> _Entries drawn from a collection_

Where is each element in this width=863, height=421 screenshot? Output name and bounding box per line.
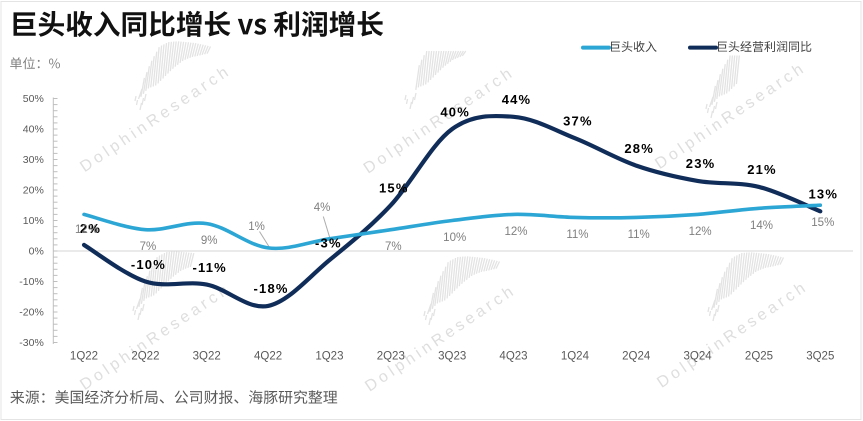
svg-text:1%: 1% — [248, 221, 265, 233]
svg-text:2Q24: 2Q24 — [622, 351, 651, 363]
svg-text:14%: 14% — [750, 220, 773, 232]
svg-text:7%: 7% — [140, 241, 157, 253]
svg-text:2Q23: 2Q23 — [377, 351, 405, 363]
svg-text:2Q22: 2Q22 — [131, 351, 159, 363]
svg-text:3Q23: 3Q23 — [438, 351, 466, 363]
svg-text:30%: 30% — [23, 154, 44, 166]
svg-text:11%: 11% — [628, 229, 650, 241]
svg-text:40%: 40% — [23, 124, 44, 136]
svg-text:23%: 23% — [686, 156, 716, 171]
svg-text:37%: 37% — [563, 114, 593, 129]
svg-text:9%: 9% — [201, 235, 218, 247]
svg-text:7%: 7% — [385, 241, 402, 253]
svg-text:4Q23: 4Q23 — [499, 351, 527, 363]
svg-text:1Q24: 1Q24 — [561, 351, 590, 363]
svg-text:15%: 15% — [379, 181, 409, 196]
svg-text:3Q24: 3Q24 — [684, 351, 713, 363]
svg-text:10%: 10% — [23, 215, 44, 227]
svg-text:3Q25: 3Q25 — [806, 351, 834, 363]
svg-text:10%: 10% — [443, 232, 466, 244]
svg-text:28%: 28% — [624, 141, 654, 156]
svg-text:20%: 20% — [23, 185, 44, 197]
svg-text:2Q25: 2Q25 — [745, 351, 773, 363]
svg-text:0%: 0% — [29, 246, 44, 258]
svg-text:11%: 11% — [566, 229, 588, 241]
svg-text:12%: 12% — [504, 226, 527, 238]
svg-text:2%: 2% — [80, 221, 101, 236]
svg-text:-18%: -18% — [254, 281, 289, 296]
svg-text:50%: 50% — [23, 93, 44, 105]
svg-text:-30%: -30% — [19, 337, 44, 349]
svg-text:12%: 12% — [689, 226, 712, 238]
svg-text:4Q22: 4Q22 — [254, 351, 282, 363]
svg-text:1Q22: 1Q22 — [70, 351, 98, 363]
svg-text:12%: 12% — [75, 224, 98, 236]
svg-text:44%: 44% — [502, 92, 532, 107]
svg-text:15%: 15% — [811, 217, 834, 229]
svg-text:-11%: -11% — [192, 260, 226, 275]
svg-text:-10%: -10% — [131, 257, 166, 272]
svg-text:13%: 13% — [808, 187, 838, 202]
svg-text:21%: 21% — [747, 162, 777, 177]
svg-text:3Q22: 3Q22 — [193, 351, 221, 363]
svg-text:40%: 40% — [440, 104, 470, 119]
svg-text:-10%: -10% — [19, 276, 44, 288]
svg-text:4%: 4% — [314, 202, 331, 214]
svg-text:-3%: -3% — [315, 235, 342, 250]
svg-text:1Q23: 1Q23 — [315, 351, 343, 363]
svg-text:-20%: -20% — [19, 307, 44, 319]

> _WHAT TO PRODUCE_
Write out the item above line for line, with no changes, and leave the picture out of your answer.

> _REPLY_
Where is each element in this width=863, height=421 screenshot? Output name and bounding box per line.
svg-text:1%: 1% — [248, 221, 265, 233]
svg-text:2Q24: 2Q24 — [622, 351, 651, 363]
svg-text:14%: 14% — [750, 220, 773, 232]
svg-text:7%: 7% — [140, 241, 157, 253]
svg-text:2Q23: 2Q23 — [377, 351, 405, 363]
svg-text:2Q22: 2Q22 — [131, 351, 159, 363]
svg-text:3Q23: 3Q23 — [438, 351, 466, 363]
svg-text:30%: 30% — [23, 154, 44, 166]
svg-text:11%: 11% — [628, 229, 650, 241]
svg-text:40%: 40% — [23, 124, 44, 136]
svg-text:23%: 23% — [686, 156, 716, 171]
svg-text:37%: 37% — [563, 114, 593, 129]
svg-text:9%: 9% — [201, 235, 218, 247]
svg-text:7%: 7% — [385, 241, 402, 253]
svg-text:4Q23: 4Q23 — [499, 351, 527, 363]
svg-text:1Q24: 1Q24 — [561, 351, 590, 363]
svg-text:15%: 15% — [379, 181, 409, 196]
svg-text:3Q24: 3Q24 — [684, 351, 713, 363]
svg-text:10%: 10% — [23, 215, 44, 227]
svg-text:3Q25: 3Q25 — [806, 351, 834, 363]
svg-text:10%: 10% — [443, 232, 466, 244]
svg-text:28%: 28% — [624, 141, 654, 156]
svg-text:20%: 20% — [23, 185, 44, 197]
svg-text:2Q25: 2Q25 — [745, 351, 773, 363]
svg-text:0%: 0% — [29, 246, 44, 258]
svg-text:11%: 11% — [566, 229, 588, 241]
svg-text:12%: 12% — [504, 226, 527, 238]
svg-text:2%: 2% — [80, 221, 101, 236]
svg-text:-18%: -18% — [254, 281, 289, 296]
svg-text:50%: 50% — [23, 93, 44, 105]
svg-text:-30%: -30% — [19, 337, 44, 349]
svg-text:12%: 12% — [689, 226, 712, 238]
svg-text:4Q22: 4Q22 — [254, 351, 282, 363]
svg-text:1Q22: 1Q22 — [70, 351, 98, 363]
svg-text:12%: 12% — [75, 224, 98, 236]
svg-text:44%: 44% — [502, 92, 532, 107]
svg-text:15%: 15% — [811, 217, 834, 229]
svg-text:-11%: -11% — [192, 260, 226, 275]
svg-text:-10%: -10% — [131, 257, 166, 272]
svg-text:13%: 13% — [808, 187, 838, 202]
svg-text:21%: 21% — [747, 162, 777, 177]
svg-text:3Q22: 3Q22 — [193, 351, 221, 363]
svg-text:40%: 40% — [440, 104, 470, 119]
svg-text:-10%: -10% — [19, 276, 44, 288]
svg-text:4%: 4% — [314, 202, 331, 214]
svg-text:-3%: -3% — [315, 235, 342, 250]
svg-text:1Q23: 1Q23 — [315, 351, 343, 363]
svg-text:-20%: -20% — [19, 307, 44, 319]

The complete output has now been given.